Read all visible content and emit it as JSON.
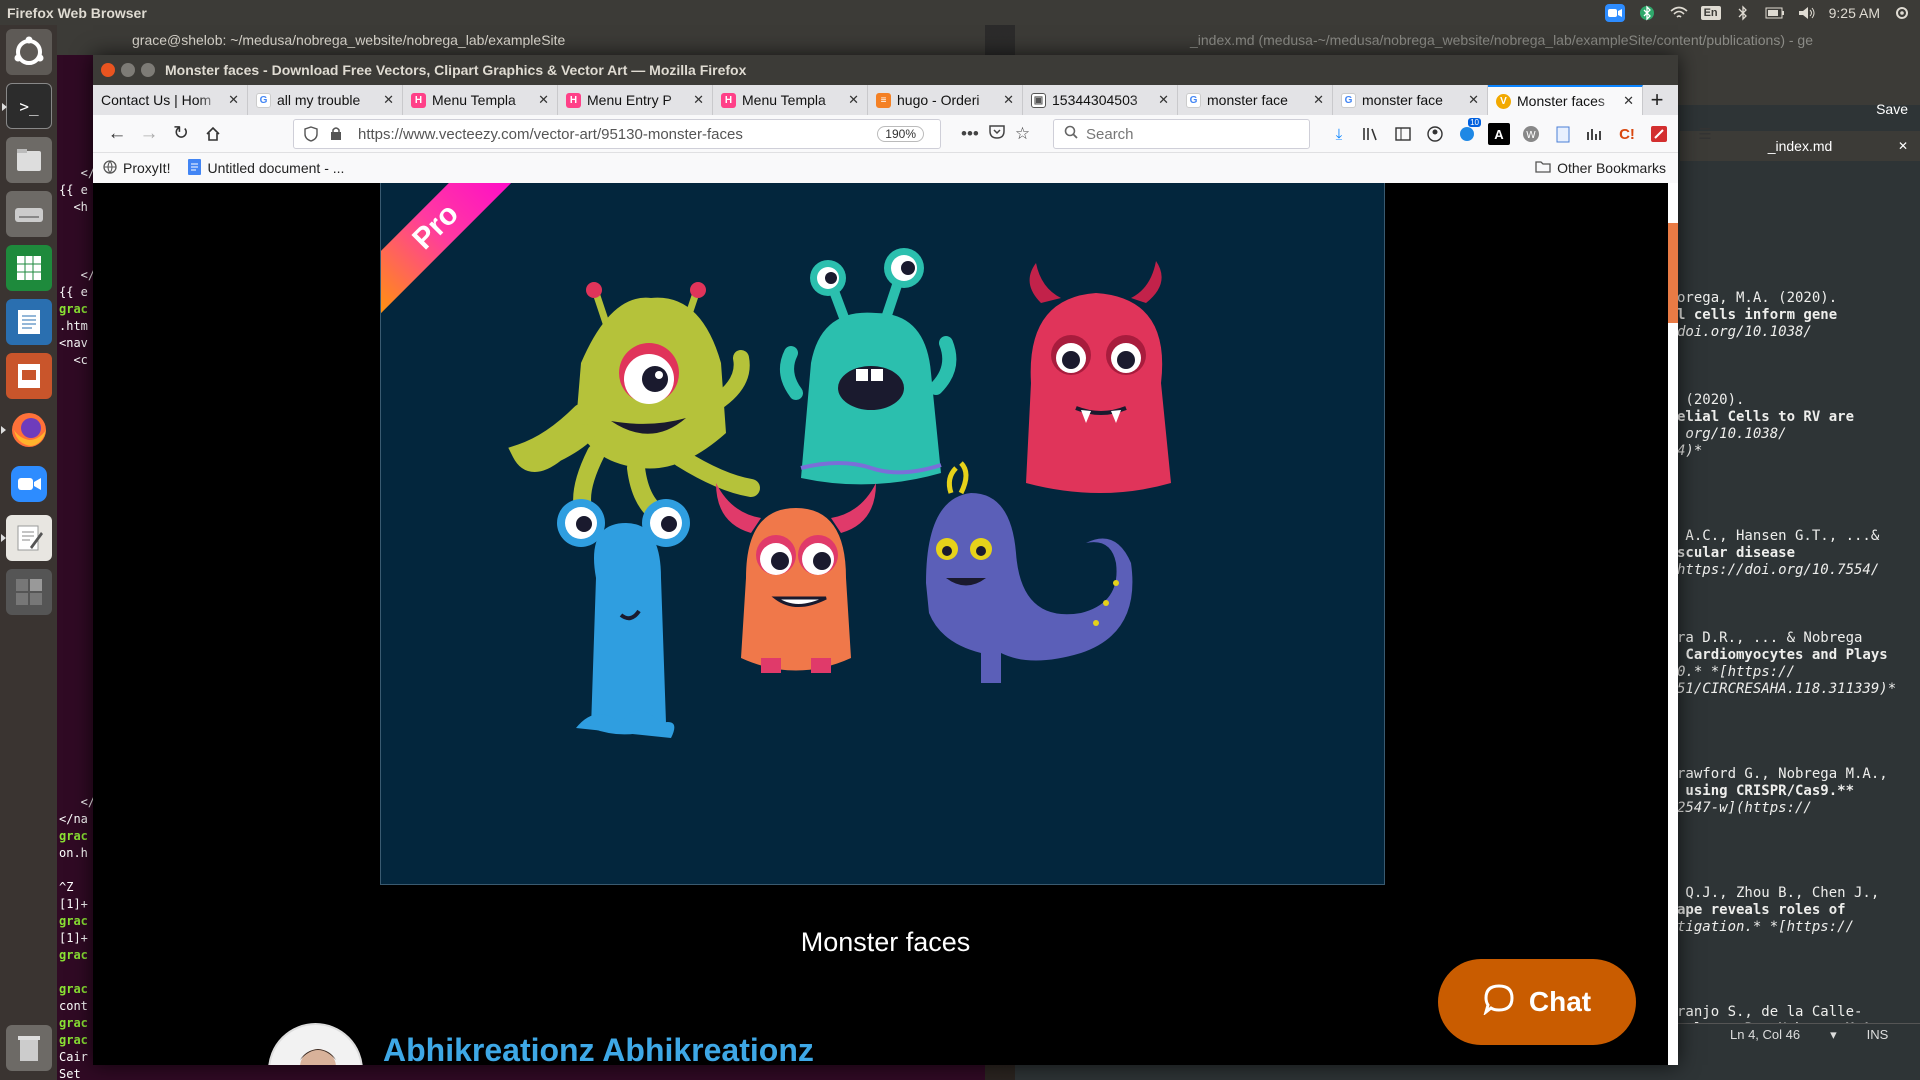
{
  "top_panel": {
    "app_name": "Firefox Web Browser",
    "keyboard": "En",
    "time": "9:25 AM"
  },
  "launcher": {
    "items": [
      "ubuntu-logo-icon",
      "terminal-icon",
      "files-icon",
      "drive-icon",
      "spreadsheet-icon",
      "writer-icon",
      "impress-icon",
      "firefox-icon",
      "zoom-icon",
      "text-editor-icon",
      "workspaces-icon",
      "trash-icon"
    ]
  },
  "bg_terminal": {
    "title": "grace@shelob: ~/medusa/nobrega_website/nobrega_lab/exampleSite"
  },
  "bg_editor": {
    "title": "_index.md (medusa-~/medusa/nobrega_website/nobrega_lab/exampleSite/content/publications) - ge",
    "save": "Save",
    "tab": "_index.md",
    "status_pos": "Ln 4, Col 46",
    "status_mode": "INS"
  },
  "firefox": {
    "window_title": "Monster faces - Download Free Vectors, Clipart Graphics & Vector Art — Mozilla Firefox",
    "tabs": [
      {
        "label": "Contact Us | Hom",
        "icon": "page-icon"
      },
      {
        "label": "all my trouble",
        "icon": "google-icon"
      },
      {
        "label": "Menu Templa",
        "icon": "hugo-icon"
      },
      {
        "label": "Menu Entry P",
        "icon": "hugo-icon"
      },
      {
        "label": "Menu Templa",
        "icon": "hugo-icon"
      },
      {
        "label": "hugo - Orderi",
        "icon": "stackoverflow-icon"
      },
      {
        "label": "15344304503",
        "icon": "image-icon"
      },
      {
        "label": "monster face",
        "icon": "google-icon"
      },
      {
        "label": "monster face",
        "icon": "google-icon"
      },
      {
        "label": "Monster faces",
        "icon": "vecteezy-icon",
        "active": true
      }
    ],
    "url": "https://www.vecteezy.com/vector-art/95130-monster-faces",
    "zoom": "190%",
    "search_placeholder": "Search",
    "toolbar_badge": "10",
    "bookmarks": [
      {
        "label": "ProxyIt!",
        "icon": "globe-icon"
      },
      {
        "label": "Untitled document - ...",
        "icon": "docs-icon"
      }
    ],
    "other_bookmarks": "Other Bookmarks"
  },
  "page": {
    "ribbon": "Pro",
    "caption": "Monster faces",
    "author": "Abhikreationz Abhikreationz",
    "chat": "Chat"
  },
  "colors": {
    "artboard": "#03263d",
    "chat": "#c95c00",
    "author_link": "#3ea8e6"
  }
}
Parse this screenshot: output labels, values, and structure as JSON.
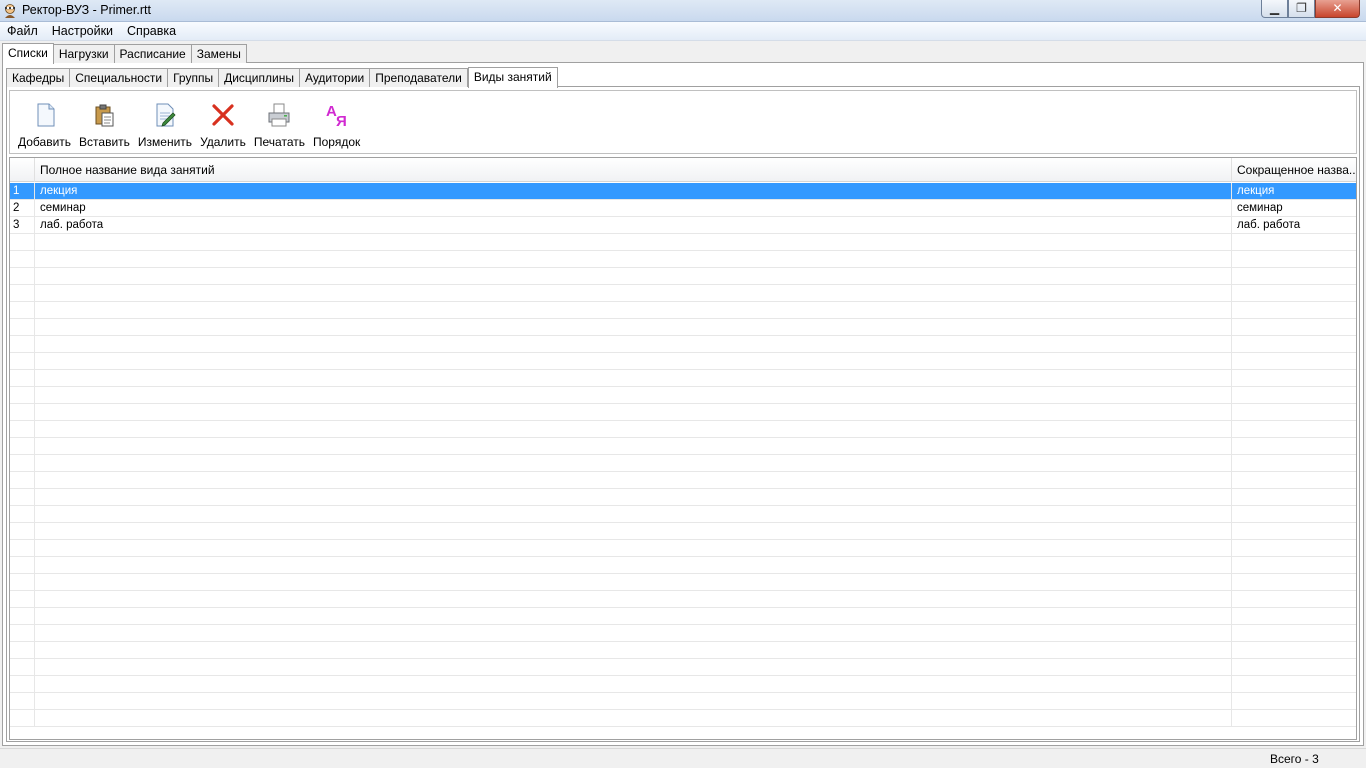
=======
# Exercise goal
From the material above, copy everything exactly but the pictures.

# Right answer
Read all visible content and emit it as JSON.
{
  "top_panel": {
    "app_name": "Firefox Web Browser",
    "keyboard": "En",
    "time": "9:25 AM"
  },
  "launcher": {
    "items": [
      "ubuntu-logo-icon",
      "terminal-icon",
      "files-icon",
      "drive-icon",
      "spreadsheet-icon",
      "writer-icon",
      "impress-icon",
      "firefox-icon",
      "zoom-icon",
      "text-editor-icon",
      "workspaces-icon",
      "trash-icon"
    ]
  },
  "bg_terminal": {
    "title": "grace@shelob: ~/medusa/nobrega_website/nobrega_lab/exampleSite"
  },
  "bg_editor": {
    "title": "_index.md (medusa-~/medusa/nobrega_website/nobrega_lab/exampleSite/content/publications) - ge",
    "save": "Save",
    "tab": "_index.md",
    "status_pos": "Ln 4, Col 46",
    "status_mode": "INS"
  },
  "firefox": {
    "window_title": "Monster faces - Download Free Vectors, Clipart Graphics & Vector Art — Mozilla Firefox",
    "tabs": [
      {
        "label": "Contact Us | Hom",
        "icon": "page-icon"
      },
      {
        "label": "all my trouble",
        "icon": "google-icon"
      },
      {
        "label": "Menu Templa",
        "icon": "hugo-icon"
      },
      {
        "label": "Menu Entry P",
        "icon": "hugo-icon"
      },
      {
        "label": "Menu Templa",
        "icon": "hugo-icon"
      },
      {
        "label": "hugo - Orderi",
        "icon": "stackoverflow-icon"
      },
      {
        "label": "15344304503",
        "icon": "image-icon"
      },
      {
        "label": "monster face",
        "icon": "google-icon"
      },
      {
        "label": "monster face",
        "icon": "google-icon"
      },
      {
        "label": "Monster faces",
        "icon": "vecteezy-icon",
        "active": true
      }
    ],
    "url": "https://www.vecteezy.com/vector-art/95130-monster-faces",
    "zoom": "190%",
    "search_placeholder": "Search",
    "toolbar_badge": "10",
    "bookmarks": [
      {
        "label": "ProxyIt!",
        "icon": "globe-icon"
      },
      {
        "label": "Untitled document - ...",
        "icon": "docs-icon"
      }
    ],
    "other_bookmarks": "Other Bookmarks"
  },
  "page": {
    "ribbon": "Pro",
    "caption": "Monster faces",
    "author": "Abhikreationz Abhikreationz",
    "chat": "Chat"
  },
  "colors": {
    "artboard": "#03263d",
    "chat": "#c95c00",
    "author_link": "#3ea8e6"
  }
}
Parse this screenshot: output labels, values, and structure as JSON.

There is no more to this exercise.